Cooperation

La dette des pays africains envers la Chine explose

Depuis 2000, l’encours de la dette des pays africains envers la République Populaire de Chine s’élève à 170,1 milliards USD. Les grandes économies africaines figurent parmi les pays les plus endettés. Le Burundi doit à la Chine plus de 158 millions USD orientés vers la télécommunication et la coopération économique. Analyse.

Parmi les fonds prêtés par la Chine au Burundi, 31,5 millions USD étaient prévus pour acheter un avion MA60

Selon les données recueillies par le Centre de Recherche de l’Université de Boston (Etats-Unis) Global Development Policy Center, les pays africains ont affiché un dynamisme de contracter des prêts auprès de la Chine entre 2000 et 2022. La quasi-totalité des pays africains sont bénéficiaires des prêts chinois qui culminent à 170,1 milliards USD.

L’Angola vient en tête des créanciers de la Chine avec 45 milliards USD. Il est suivi par l’Ethiopie et la Zambie qui totalisent respectivement 14,1 milliards USD et 9,1 milliards USD de prêts.

Quid des pays de l’Afrique de l’Est ?

Parmi les pays de l’East African Community (EAC), c’est le Kenya qui occupe la première position, car il a emprunté à la Chine 9,7 milliards USD suivi par l’Ouganda avec 3,7 milliards USD. En troisième lieu vient la Tanzanie qui a emprunté à la Chine 2,4 milliards USD. Elle est suivie par la République Démocratique du Congo (RDC) qui doit à la Chine  2,3 milliards USD.

En bas du classement figurent le Rwanda, le Soudan du Sud et le Burundi qui ont emprunté respectivement à la Chine 659,7 millions USD, 406,8 millions USD et 158,2 millions USD.

Une dette orientée vers les TIC

Selon cette étude, le Burundi a contracté à la Chine 9 prêts qui totalisent 158,2 millions USD entre 2008 et 2017. Le pays a contacté des crédits en grande partie auprès de l’Agence chinoise de coopération internationale pour le développement (CIDCA) et de la banque Export-Import Bank of China (CHEXIM).

Trois prêts ont été canalisés dans le domaine des Technologies de l’Information et de la Communication (TIC) avec une enveloppe de 77,6 millions USD. Quant à l’affectation de ces fonds, 15 millions USD accordés par la banque CHEXIM ont été utilisés pour mettre en place 220 km de fibre optique dans le réseau Telecom de Bujumbura en 2014. Trois ans après, le pays relance le processus de numérisation. Ainsi, le gouvernement du Burundi a contracté un crédit de 32,6 millions USD auprès de la banque chinoise EXPORT-IMPORT BANK. Le remboursement de ce crédit s’effectuera sur une période de 25 ans, au taux d’intérêt de 2% avec 5 ans de période de grâce. Jusqu’à présent, le projet n’a pas abouti.

= = = = = = =

EXERCICES À TRAITER =>
**1.** Selon l'article sur la dette africaine envers la Chine, quel montant l'Angola a-t-il emprunté à la Chine ?
**2.** Restituez tel quel le passage de l'article sur la dette africaine envers la Chine qui va de « L’Angola vient en » jusqu'à « USD de prêts. ».
**3.** Prolongez l'article sur la dette africaine envers la Chine à partir de sa dernière phrase.

ENREGISTREMENTS =>
= = = = = = =

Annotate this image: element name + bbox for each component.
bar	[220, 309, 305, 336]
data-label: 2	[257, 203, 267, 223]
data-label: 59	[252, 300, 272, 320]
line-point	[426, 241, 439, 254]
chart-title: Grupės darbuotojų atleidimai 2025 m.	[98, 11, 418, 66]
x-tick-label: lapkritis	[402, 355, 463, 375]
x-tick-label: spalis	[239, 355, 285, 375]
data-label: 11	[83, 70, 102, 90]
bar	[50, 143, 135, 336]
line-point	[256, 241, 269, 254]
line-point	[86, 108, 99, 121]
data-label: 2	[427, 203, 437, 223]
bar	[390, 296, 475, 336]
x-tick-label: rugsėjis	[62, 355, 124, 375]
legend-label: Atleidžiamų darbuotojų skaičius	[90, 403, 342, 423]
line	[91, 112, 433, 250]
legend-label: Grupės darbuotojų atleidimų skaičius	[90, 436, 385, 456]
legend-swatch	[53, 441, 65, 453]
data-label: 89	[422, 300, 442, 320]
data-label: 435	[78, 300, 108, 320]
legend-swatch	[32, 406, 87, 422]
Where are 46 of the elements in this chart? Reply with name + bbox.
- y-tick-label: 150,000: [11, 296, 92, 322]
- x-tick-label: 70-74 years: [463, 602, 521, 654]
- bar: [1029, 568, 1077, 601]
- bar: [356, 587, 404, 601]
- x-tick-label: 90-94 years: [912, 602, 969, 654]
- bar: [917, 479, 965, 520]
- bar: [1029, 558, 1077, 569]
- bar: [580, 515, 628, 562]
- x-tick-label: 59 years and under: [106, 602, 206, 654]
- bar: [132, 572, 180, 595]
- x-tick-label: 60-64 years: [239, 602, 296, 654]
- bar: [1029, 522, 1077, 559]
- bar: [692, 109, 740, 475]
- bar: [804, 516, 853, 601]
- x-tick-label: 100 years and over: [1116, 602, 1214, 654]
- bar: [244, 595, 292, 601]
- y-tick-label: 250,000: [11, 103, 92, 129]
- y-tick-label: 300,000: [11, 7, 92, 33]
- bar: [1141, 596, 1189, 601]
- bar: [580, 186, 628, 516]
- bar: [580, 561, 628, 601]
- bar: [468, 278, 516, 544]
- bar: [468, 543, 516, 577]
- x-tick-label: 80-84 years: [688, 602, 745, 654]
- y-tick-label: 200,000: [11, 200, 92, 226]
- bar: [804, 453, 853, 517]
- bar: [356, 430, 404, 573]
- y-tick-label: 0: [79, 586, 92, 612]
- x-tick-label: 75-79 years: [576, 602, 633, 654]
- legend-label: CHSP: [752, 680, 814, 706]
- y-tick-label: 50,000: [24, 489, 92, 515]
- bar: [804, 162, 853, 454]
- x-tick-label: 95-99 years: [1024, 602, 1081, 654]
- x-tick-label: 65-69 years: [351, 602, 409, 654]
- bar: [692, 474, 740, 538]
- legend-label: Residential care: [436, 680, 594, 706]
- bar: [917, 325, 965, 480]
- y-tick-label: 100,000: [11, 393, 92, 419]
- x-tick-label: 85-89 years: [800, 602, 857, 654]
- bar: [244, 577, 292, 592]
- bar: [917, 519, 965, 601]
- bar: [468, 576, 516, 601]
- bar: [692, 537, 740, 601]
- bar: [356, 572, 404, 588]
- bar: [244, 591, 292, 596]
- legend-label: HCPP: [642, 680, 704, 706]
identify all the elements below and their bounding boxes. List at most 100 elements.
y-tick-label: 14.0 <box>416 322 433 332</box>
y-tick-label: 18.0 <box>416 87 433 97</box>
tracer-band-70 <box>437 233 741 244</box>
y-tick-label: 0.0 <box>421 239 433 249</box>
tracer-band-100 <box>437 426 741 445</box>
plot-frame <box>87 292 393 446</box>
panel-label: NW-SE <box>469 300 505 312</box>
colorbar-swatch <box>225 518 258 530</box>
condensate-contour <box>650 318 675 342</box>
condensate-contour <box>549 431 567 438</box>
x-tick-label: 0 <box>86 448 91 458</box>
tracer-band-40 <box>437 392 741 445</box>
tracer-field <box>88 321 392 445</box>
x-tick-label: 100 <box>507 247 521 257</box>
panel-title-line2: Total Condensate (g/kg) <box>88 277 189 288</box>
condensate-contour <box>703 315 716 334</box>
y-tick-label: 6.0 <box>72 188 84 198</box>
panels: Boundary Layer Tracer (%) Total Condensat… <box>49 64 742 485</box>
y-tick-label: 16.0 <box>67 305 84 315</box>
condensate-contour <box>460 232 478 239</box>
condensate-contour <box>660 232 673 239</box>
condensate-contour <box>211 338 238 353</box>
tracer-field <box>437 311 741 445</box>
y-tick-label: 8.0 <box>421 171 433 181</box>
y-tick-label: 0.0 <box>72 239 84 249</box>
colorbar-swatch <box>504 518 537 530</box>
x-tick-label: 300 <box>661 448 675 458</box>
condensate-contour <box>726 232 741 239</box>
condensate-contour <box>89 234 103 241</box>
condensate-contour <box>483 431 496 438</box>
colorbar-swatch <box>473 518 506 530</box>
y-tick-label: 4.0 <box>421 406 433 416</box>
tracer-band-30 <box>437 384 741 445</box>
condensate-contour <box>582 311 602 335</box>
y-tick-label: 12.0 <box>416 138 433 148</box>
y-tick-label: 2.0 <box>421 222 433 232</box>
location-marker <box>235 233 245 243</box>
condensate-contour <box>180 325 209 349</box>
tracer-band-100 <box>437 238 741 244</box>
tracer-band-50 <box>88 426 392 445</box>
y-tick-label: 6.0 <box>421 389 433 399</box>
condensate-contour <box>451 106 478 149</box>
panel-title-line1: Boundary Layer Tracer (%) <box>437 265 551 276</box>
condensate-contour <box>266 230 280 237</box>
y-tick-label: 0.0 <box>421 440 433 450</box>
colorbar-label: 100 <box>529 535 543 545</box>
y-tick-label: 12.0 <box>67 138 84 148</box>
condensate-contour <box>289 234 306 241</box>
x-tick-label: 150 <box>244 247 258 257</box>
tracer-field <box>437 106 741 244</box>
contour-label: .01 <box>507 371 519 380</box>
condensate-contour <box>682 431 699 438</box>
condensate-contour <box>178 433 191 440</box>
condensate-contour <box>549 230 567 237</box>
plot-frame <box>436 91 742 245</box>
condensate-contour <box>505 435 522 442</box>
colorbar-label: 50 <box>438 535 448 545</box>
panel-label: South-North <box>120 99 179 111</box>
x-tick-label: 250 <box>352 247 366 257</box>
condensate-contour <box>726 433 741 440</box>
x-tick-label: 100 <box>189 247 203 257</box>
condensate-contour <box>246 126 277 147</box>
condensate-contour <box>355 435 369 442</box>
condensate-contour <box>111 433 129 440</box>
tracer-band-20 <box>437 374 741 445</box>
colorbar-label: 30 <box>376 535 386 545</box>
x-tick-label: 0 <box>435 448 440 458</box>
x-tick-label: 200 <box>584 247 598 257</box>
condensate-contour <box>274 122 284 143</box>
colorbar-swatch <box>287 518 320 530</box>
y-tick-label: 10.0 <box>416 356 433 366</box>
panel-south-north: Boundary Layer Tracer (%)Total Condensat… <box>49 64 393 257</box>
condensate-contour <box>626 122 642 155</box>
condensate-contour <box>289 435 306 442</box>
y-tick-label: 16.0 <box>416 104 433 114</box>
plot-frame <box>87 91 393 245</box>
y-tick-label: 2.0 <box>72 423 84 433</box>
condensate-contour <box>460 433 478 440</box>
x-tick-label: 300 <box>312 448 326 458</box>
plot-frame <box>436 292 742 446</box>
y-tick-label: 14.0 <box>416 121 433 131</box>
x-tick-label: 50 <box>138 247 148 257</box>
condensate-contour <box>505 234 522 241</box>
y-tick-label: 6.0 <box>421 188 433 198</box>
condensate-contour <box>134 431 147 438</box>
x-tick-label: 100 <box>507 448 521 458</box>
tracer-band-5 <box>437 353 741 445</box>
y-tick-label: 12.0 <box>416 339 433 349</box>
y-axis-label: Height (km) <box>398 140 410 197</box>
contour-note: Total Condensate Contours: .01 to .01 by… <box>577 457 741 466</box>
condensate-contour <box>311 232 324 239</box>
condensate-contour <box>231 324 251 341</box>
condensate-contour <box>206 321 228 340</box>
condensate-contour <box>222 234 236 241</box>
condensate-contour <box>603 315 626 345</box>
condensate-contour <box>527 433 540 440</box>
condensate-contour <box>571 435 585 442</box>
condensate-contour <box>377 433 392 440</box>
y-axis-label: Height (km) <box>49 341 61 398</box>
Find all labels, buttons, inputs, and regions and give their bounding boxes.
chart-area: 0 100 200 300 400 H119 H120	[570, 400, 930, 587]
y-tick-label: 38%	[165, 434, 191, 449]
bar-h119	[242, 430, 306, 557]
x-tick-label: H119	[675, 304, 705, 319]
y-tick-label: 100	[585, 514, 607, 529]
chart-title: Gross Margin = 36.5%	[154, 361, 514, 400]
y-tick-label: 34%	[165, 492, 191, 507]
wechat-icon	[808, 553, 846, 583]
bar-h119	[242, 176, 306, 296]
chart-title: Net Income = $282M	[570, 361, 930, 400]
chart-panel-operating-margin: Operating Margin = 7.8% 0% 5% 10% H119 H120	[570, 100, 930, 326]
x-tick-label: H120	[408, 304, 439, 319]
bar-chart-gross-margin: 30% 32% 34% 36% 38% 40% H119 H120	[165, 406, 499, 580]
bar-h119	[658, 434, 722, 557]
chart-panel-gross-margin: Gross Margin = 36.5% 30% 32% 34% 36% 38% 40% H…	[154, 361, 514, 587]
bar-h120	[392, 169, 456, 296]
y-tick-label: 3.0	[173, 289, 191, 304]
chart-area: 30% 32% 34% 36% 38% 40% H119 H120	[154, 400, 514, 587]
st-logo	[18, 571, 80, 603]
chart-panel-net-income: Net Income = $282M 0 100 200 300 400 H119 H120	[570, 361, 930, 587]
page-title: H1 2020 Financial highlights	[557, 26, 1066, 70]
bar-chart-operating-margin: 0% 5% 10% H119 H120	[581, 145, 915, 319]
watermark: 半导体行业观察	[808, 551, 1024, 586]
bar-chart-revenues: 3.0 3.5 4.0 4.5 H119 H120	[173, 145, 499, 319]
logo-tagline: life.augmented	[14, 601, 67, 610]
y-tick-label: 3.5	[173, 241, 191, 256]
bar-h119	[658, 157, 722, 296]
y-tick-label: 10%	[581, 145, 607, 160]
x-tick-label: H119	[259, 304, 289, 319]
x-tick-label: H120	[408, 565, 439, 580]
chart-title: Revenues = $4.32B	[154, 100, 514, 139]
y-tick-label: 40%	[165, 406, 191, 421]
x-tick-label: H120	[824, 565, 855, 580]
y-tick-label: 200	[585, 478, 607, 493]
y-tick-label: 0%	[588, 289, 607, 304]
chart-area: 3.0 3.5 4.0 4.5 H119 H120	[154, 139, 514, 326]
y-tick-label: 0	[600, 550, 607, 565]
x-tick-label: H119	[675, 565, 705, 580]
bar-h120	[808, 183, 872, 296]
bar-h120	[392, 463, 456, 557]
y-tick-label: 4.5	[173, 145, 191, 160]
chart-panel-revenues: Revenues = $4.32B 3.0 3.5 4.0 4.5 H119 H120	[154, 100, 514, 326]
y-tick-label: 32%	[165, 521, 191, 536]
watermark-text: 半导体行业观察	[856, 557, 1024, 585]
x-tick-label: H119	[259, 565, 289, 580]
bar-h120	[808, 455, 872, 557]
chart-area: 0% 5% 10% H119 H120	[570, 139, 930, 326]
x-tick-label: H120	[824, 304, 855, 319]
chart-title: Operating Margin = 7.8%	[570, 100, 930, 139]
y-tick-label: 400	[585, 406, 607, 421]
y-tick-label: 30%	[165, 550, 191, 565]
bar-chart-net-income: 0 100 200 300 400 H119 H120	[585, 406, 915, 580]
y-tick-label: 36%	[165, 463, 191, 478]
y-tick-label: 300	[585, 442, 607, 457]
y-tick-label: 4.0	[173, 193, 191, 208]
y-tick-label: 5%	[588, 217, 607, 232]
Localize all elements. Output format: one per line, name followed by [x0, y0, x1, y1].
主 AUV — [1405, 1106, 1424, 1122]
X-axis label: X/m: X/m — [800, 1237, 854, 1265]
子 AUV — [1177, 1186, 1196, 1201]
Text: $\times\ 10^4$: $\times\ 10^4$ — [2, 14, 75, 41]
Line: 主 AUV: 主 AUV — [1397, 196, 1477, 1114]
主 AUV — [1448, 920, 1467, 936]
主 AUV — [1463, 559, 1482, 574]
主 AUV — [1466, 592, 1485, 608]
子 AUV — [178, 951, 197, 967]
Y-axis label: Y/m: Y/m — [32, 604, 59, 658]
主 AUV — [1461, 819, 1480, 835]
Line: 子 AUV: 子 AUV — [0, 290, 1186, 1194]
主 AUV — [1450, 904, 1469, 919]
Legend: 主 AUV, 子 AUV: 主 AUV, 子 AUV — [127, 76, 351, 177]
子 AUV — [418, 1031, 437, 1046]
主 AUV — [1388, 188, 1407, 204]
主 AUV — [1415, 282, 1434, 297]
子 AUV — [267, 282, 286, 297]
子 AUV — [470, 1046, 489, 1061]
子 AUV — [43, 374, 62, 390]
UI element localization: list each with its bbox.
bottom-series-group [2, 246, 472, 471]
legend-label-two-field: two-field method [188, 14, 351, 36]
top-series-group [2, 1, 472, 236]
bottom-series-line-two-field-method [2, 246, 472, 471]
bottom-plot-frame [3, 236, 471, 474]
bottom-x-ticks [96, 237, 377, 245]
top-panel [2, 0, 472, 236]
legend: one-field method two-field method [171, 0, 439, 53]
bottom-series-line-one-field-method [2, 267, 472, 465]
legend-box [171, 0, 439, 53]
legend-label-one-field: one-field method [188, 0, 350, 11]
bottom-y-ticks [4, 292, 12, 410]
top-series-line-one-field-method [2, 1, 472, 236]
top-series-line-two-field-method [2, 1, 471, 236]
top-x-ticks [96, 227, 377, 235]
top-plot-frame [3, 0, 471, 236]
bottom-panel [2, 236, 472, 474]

= = = = = = =

RÉPONSES DANS L'ORDRE =>
**1.** 45 milliards USD.

**2.**
L’Angola vient en tête des créanciers de la Chine avec 45 milliards USD. Il est suivi par l’Ethiopie et la Zambie qui totalisent respectivement 14,1 milliards USD et 9,1 milliards USD de prêts.

**3.**
Les fonds empruntés par le Burundi à la Chine
Année Domaine d’intervention Montant en millions USD
2008 Transport 2,9
2009 Inconnu 7,3
2011 Inconnu 31
2012 Inconnu 7,9
2013 Transport 31,5
2014 TIC 15
2017 TIC 62,6
Total 158,2

 

Une dette odieuse

En 2017, La société nationale des télécoms a démarré le projet d’extension et de modernisation de son réseau mobile Onamob. Il s’agit de remplacer toutes les antennes par d’autres antennes de troisième et quatrième génération (3G et 4G) avec l’appui technique du géant chinois des télécoms Huawei Technologies Co., Ltd.  Le nombre d’antennes relais devait passer de 51 à 150. Selon les prévisions, l’accroissement du nombre d’antennes devrait améliorer la qualité des prestations.

Ainsi, le gouvernement a reçu un prêt de 30 millions USD de la part d’Exim-bank pour que l’Onatel puisse évoluer au même titre que les autres compagnies de télécoms. La durée de remboursement de la dette est de 10 ans et la période de grâce est de trois ans. Paradoxalement, la crise financière s’éternise et l’Onatel ne reste que l’ombre d’elle-même.

Parlant toujours de l’encours de la dette envers la Chine, le Burundi a contracté quatre prêts qui totalisent 46,2 millions USD entre 2009 et 2012. Cependant, ces fonds ont été canalisés dans des domaines non spécifiés sous le label de coopération économique et technique.

Quid du remboursement des montants dus ?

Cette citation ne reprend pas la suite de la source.